[Figure dataset records]
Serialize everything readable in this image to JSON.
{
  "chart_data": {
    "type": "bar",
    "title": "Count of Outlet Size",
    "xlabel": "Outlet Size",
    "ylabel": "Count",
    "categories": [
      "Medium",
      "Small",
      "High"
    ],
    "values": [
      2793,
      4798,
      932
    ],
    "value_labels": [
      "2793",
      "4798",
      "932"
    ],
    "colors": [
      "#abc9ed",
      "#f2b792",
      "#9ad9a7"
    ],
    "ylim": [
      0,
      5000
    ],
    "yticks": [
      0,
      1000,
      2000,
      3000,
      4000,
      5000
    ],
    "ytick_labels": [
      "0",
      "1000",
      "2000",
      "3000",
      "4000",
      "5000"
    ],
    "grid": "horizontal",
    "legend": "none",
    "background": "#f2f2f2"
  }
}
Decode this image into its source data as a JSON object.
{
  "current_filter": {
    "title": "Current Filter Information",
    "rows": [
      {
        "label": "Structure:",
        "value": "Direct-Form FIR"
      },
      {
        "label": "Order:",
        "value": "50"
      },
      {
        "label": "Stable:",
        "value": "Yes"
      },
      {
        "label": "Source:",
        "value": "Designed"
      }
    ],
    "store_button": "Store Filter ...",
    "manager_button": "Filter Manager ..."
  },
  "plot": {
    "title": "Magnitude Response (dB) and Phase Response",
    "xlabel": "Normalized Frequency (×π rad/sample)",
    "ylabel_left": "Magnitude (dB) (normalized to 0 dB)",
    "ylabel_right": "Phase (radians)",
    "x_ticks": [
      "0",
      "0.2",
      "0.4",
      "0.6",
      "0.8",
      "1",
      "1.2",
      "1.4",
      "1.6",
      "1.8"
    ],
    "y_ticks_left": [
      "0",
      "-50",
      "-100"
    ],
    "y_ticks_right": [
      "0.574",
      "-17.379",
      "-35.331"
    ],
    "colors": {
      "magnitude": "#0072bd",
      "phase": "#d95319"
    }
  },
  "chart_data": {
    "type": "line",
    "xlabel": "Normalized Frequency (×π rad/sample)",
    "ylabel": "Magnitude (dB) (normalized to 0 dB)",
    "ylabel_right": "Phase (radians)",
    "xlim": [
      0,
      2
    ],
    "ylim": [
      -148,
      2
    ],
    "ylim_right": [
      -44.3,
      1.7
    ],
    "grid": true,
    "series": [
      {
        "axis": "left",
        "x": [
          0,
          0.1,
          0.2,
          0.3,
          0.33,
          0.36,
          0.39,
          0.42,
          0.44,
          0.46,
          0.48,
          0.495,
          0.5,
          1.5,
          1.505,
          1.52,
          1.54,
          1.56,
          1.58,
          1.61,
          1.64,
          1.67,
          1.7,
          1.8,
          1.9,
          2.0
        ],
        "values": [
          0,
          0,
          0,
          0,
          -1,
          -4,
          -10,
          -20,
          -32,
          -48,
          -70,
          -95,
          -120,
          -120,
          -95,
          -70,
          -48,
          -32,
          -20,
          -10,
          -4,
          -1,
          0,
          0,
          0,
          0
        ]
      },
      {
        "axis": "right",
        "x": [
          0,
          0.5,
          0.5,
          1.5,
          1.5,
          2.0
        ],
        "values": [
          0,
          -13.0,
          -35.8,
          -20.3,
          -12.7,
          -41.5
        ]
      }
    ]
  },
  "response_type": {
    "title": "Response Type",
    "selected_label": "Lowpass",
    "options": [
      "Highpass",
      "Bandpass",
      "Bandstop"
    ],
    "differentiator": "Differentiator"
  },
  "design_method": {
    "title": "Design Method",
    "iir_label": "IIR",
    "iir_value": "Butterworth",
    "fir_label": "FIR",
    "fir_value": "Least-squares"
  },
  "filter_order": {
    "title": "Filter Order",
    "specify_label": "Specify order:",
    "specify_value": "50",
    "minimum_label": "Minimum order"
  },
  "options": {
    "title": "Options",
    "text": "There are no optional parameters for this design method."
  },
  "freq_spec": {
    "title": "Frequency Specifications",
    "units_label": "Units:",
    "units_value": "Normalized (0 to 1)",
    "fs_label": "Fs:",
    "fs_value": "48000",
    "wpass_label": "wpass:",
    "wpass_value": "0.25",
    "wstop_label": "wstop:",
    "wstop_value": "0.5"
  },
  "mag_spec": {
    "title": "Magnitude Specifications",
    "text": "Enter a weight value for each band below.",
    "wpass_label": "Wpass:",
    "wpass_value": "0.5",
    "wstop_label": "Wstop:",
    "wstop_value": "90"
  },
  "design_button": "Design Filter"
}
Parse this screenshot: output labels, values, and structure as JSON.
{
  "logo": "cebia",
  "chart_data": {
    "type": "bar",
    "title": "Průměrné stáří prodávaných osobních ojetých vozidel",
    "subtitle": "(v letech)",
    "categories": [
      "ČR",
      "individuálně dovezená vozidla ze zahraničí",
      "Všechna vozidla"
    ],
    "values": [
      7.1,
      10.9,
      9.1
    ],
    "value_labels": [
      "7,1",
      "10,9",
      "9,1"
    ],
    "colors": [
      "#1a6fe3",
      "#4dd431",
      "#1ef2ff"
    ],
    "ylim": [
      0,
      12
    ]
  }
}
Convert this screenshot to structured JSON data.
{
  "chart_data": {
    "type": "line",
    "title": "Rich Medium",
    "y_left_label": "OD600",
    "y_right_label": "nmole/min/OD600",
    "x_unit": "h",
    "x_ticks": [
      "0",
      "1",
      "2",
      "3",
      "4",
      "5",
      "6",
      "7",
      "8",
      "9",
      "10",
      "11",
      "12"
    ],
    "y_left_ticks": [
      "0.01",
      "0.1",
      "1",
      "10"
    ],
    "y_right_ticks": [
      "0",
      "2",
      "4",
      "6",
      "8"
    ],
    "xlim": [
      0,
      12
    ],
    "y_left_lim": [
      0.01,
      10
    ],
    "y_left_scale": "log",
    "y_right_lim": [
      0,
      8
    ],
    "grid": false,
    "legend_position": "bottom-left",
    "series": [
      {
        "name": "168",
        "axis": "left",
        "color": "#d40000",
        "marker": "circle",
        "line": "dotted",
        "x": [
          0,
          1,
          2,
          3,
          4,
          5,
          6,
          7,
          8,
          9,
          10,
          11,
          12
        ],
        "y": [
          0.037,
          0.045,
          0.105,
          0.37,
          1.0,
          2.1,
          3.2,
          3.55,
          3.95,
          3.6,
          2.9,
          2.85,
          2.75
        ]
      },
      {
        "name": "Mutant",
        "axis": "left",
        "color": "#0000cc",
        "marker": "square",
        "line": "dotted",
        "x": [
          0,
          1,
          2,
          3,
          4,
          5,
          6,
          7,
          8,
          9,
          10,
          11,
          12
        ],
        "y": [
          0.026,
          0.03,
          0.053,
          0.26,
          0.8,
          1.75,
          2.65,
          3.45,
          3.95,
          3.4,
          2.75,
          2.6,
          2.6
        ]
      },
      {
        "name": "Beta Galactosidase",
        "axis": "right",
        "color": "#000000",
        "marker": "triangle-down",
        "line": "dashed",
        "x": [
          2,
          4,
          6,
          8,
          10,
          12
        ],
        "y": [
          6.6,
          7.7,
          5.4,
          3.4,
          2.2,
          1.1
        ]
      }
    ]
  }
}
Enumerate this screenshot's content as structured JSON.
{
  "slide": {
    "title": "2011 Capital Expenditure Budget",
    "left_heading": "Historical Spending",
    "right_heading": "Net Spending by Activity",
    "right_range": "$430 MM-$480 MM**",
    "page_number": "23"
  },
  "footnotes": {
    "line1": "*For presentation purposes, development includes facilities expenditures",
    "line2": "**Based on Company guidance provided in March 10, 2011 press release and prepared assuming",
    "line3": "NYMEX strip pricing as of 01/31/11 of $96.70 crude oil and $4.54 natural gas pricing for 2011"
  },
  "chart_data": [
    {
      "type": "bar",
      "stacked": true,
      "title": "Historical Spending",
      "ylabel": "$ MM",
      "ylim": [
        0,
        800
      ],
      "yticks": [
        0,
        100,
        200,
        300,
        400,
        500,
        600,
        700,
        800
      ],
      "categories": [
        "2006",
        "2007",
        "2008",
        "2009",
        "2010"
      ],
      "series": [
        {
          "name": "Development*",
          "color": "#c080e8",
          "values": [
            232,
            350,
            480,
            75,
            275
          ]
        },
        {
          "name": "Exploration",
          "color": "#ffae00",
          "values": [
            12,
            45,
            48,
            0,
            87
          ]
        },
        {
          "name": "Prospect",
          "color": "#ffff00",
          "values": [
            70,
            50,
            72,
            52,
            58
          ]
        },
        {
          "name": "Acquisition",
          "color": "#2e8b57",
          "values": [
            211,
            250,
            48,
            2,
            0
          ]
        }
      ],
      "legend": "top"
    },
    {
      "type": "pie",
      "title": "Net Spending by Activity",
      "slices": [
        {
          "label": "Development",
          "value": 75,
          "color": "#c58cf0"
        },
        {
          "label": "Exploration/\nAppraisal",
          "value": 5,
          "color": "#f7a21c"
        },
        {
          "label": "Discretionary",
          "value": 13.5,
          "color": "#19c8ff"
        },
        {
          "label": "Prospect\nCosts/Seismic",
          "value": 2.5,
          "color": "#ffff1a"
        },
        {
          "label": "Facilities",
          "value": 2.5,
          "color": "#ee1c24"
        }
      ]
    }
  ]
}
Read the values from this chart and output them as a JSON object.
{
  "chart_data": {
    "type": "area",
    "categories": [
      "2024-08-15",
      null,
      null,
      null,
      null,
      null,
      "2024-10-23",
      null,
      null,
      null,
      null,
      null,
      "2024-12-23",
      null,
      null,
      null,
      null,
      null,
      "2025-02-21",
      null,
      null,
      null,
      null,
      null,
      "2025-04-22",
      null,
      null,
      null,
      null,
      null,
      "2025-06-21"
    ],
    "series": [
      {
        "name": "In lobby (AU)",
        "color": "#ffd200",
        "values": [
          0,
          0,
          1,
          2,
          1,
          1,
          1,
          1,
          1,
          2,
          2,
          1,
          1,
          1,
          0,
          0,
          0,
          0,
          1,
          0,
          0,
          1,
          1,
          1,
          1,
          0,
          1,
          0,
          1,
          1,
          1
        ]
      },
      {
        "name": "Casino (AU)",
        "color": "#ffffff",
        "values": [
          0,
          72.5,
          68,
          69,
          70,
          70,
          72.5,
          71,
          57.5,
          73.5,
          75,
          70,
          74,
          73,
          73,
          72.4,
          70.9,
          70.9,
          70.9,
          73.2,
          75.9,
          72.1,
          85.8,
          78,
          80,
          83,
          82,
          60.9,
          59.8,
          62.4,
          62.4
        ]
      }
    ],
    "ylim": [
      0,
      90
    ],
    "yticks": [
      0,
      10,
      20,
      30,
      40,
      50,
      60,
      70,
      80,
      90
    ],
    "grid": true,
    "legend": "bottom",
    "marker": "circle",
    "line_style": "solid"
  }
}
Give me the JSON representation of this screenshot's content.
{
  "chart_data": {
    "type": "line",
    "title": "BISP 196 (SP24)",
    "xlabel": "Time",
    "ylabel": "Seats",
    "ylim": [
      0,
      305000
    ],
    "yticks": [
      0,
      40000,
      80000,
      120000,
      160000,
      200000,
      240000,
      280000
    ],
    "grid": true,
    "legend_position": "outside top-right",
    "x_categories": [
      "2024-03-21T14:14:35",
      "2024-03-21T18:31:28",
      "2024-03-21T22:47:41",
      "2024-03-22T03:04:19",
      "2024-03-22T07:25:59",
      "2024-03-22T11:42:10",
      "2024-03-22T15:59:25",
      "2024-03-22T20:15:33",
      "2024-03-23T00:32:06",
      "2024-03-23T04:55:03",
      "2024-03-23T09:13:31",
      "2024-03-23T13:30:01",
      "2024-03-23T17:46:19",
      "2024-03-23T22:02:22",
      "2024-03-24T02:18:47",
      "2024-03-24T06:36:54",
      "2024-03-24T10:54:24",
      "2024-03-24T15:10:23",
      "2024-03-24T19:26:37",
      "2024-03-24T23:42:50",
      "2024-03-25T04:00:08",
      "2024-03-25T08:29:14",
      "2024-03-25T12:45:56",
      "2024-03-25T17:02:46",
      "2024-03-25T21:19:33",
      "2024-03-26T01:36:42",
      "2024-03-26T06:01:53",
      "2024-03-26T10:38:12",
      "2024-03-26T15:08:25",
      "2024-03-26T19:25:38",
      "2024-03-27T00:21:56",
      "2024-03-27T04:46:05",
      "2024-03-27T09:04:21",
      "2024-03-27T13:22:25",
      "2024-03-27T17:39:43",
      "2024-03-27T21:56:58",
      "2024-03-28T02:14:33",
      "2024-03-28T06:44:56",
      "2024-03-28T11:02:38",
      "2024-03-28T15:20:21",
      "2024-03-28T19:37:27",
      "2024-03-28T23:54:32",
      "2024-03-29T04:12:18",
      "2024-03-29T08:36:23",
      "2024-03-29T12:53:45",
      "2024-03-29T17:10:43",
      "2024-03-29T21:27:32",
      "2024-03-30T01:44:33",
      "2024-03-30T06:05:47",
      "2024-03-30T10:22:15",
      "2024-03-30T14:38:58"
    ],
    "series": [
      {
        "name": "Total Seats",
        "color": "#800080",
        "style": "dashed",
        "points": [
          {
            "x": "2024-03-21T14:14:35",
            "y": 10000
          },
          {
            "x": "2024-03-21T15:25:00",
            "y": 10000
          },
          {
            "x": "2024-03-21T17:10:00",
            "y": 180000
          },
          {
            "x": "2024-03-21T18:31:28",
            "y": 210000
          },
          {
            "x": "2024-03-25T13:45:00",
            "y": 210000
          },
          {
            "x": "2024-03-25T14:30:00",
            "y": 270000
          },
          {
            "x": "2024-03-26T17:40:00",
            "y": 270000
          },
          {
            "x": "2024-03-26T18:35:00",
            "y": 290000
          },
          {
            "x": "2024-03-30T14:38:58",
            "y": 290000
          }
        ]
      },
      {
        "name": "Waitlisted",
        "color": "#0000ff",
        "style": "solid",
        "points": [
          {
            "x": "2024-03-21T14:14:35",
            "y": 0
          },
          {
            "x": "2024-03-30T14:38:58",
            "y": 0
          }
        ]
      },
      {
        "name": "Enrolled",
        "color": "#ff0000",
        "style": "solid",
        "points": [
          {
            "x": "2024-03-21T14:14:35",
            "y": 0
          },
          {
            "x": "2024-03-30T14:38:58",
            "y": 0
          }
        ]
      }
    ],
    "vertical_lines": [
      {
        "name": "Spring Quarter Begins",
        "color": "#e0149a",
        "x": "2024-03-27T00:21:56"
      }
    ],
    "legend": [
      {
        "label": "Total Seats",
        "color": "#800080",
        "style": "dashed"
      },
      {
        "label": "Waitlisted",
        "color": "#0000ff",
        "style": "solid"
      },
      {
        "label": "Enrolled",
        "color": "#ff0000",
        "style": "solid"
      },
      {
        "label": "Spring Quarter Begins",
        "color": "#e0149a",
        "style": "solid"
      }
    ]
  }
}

• _THE PROBLEM_
Find every line holding the word "screenshot"; give their count and nothing else.

• _OUTPUT OF THE EXERCISE_
4